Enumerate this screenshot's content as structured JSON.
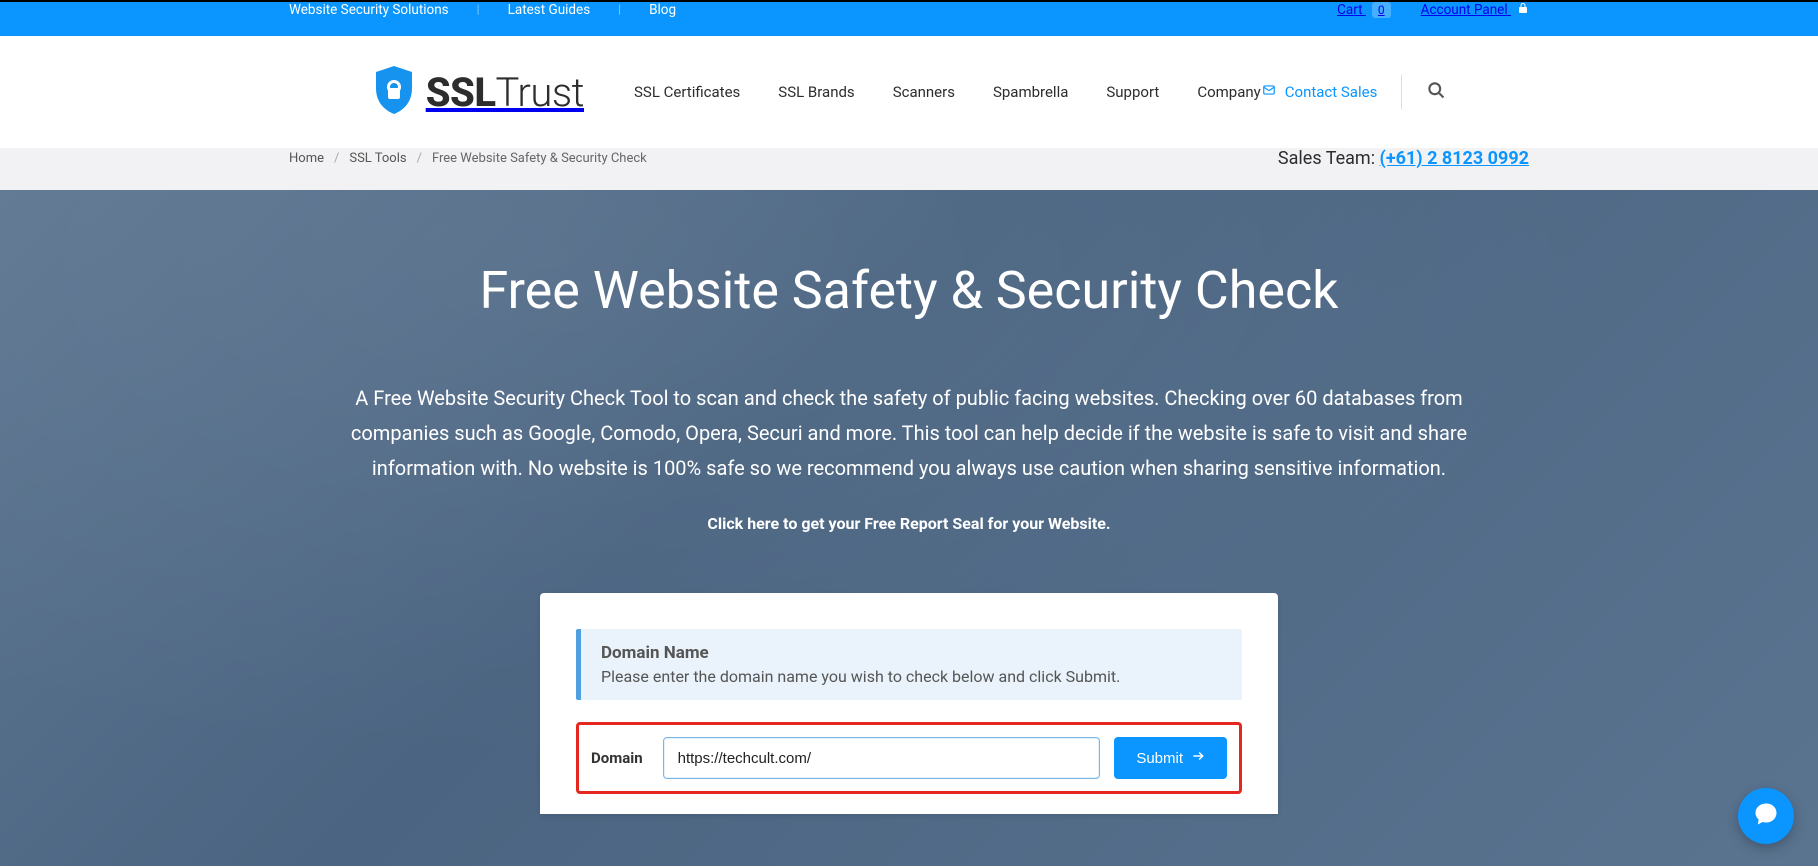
{
  "topbar": {
    "left_links": [
      {
        "label": "Website Security Solutions"
      },
      {
        "label": "Latest Guides"
      },
      {
        "label": "Blog"
      }
    ],
    "cart_label": "Cart",
    "cart_count": "0",
    "account_label": "Account Panel"
  },
  "header": {
    "logo_bold": "SSL",
    "logo_thin": "Trust",
    "nav": [
      {
        "label": "SSL Certificates"
      },
      {
        "label": "SSL Brands"
      },
      {
        "label": "Scanners"
      },
      {
        "label": "Spambrella"
      },
      {
        "label": "Support"
      },
      {
        "label": "Company"
      }
    ],
    "contact_sales": "Contact Sales"
  },
  "breadcrumb": {
    "items": [
      {
        "label": "Home"
      },
      {
        "label": "SSL Tools"
      },
      {
        "label": "Free Website Safety & Security Check"
      }
    ],
    "sales_label": "Sales Team: ",
    "phone": "(+61) 2 8123 0992"
  },
  "hero": {
    "title": "Free Website Safety & Security Check",
    "description": "A Free Website Security Check Tool to scan and check the safety of public facing websites. Checking over 60 databases from companies such as Google, Comodo, Opera, Securi and more. This tool can help decide if the website is safe to visit and share information with. No website is 100% safe so we recommend you always use caution when sharing sensitive information.",
    "seal_text": "Click here to get your Free Report Seal for your Website."
  },
  "form": {
    "info_title": "Domain Name",
    "info_text": "Please enter the domain name you wish to check below and click Submit.",
    "label": "Domain",
    "value": "https://techcult.com/",
    "submit": "Submit"
  },
  "colors": {
    "accent": "#0a95ff"
  }
}
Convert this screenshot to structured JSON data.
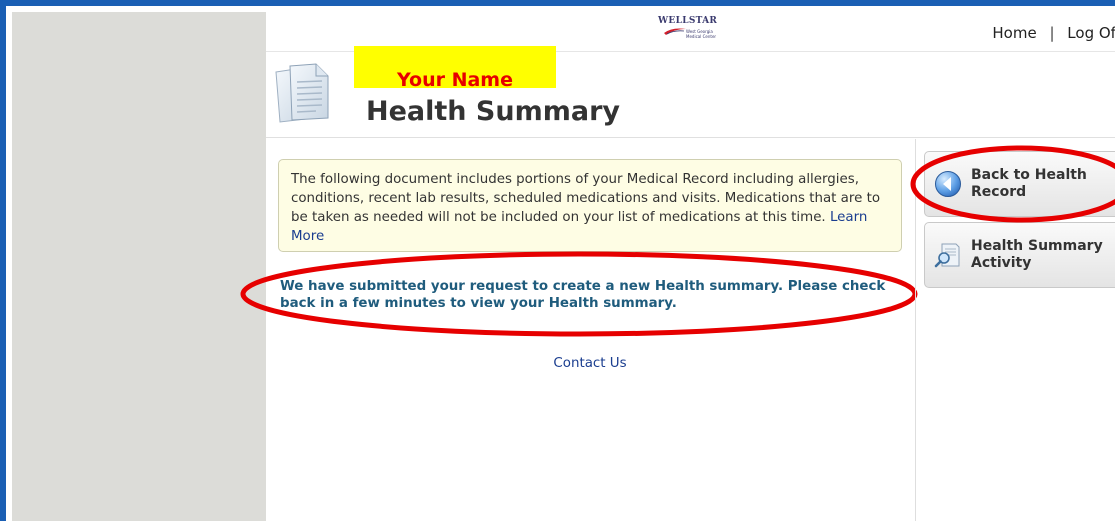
{
  "header": {
    "logo_text": "WELLSTAR",
    "logo_subtext": "West Georgia Medical Center",
    "nav": [
      {
        "label": "Home"
      },
      {
        "label": "Log Off"
      }
    ],
    "nav_separator": "|",
    "name_placeholder": "Your Name",
    "page_title": "Health Summary"
  },
  "main": {
    "info_text": "The following document includes portions of your Medical Record including allergies, conditions, recent lab results, scheduled medications and visits. Medications that are to be taken as needed will not be included on your list of medications at this time.",
    "learn_more": "Learn More",
    "submitted_message": "We have submitted your request to create a new Health summary. Please check back in a few minutes to view your Health summary.",
    "contact_link": "Contact Us"
  },
  "sidebar": {
    "buttons": [
      {
        "label": "Back to Health Record",
        "icon": "back-arrow-icon"
      },
      {
        "label": "Health Summary Activity",
        "icon": "document-magnifier-icon"
      }
    ]
  },
  "colors": {
    "frame_border": "#1a5fb4",
    "highlight_ring": "#e60000",
    "name_box_bg": "#ffff00",
    "message_text": "#1f5c7d",
    "link": "#1a3d8f"
  }
}
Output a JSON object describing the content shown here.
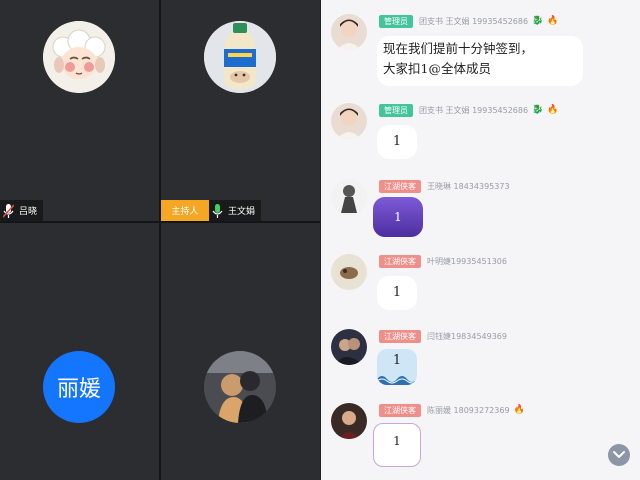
{
  "participants": [
    {
      "name": "吕晓",
      "avatar": "sheep-avatar",
      "mic": "muted"
    },
    {
      "name": "王文娟",
      "avatar": "drink-bottle-avatar",
      "mic": "on",
      "role_tag": "主持人"
    },
    {
      "name": "",
      "avatar_text": "丽媛",
      "mic": ""
    },
    {
      "name": "",
      "avatar": "couple-photo-avatar",
      "mic": ""
    }
  ],
  "messages": [
    {
      "role": "管理员",
      "sender": "团支书 王文娟 19935452686",
      "badges": [
        "🐉",
        "🔥"
      ],
      "text": "现在我们提前十分钟签到，\n大家扣1@全体成员"
    },
    {
      "role": "管理员",
      "sender": "团支书 王文娟 19935452686",
      "badges": [
        "🐉",
        "🔥"
      ],
      "text": "1"
    },
    {
      "role": "江湖侠客",
      "sender": "王晓琳 18434395373",
      "badges": [],
      "text": "1"
    },
    {
      "role": "江湖侠客",
      "sender": "叶明婕19935451306",
      "badges": [],
      "text": "1"
    },
    {
      "role": "江湖侠客",
      "sender": "闫钰婕19834549369",
      "badges": [],
      "text": "1"
    },
    {
      "role": "江湖侠客",
      "sender": "陈丽媛 18093272369",
      "badges": [
        "🔥"
      ],
      "text": "1"
    }
  ],
  "colors": {
    "host_tag": "#f5a623",
    "admin_tag": "#43c49a",
    "member_tag": "#f08e8a",
    "name_avatar": "#1476ff"
  }
}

Work instructions: Report the number of lines above that contain the word "JSON", and only that number.

Solution to this exercise: 3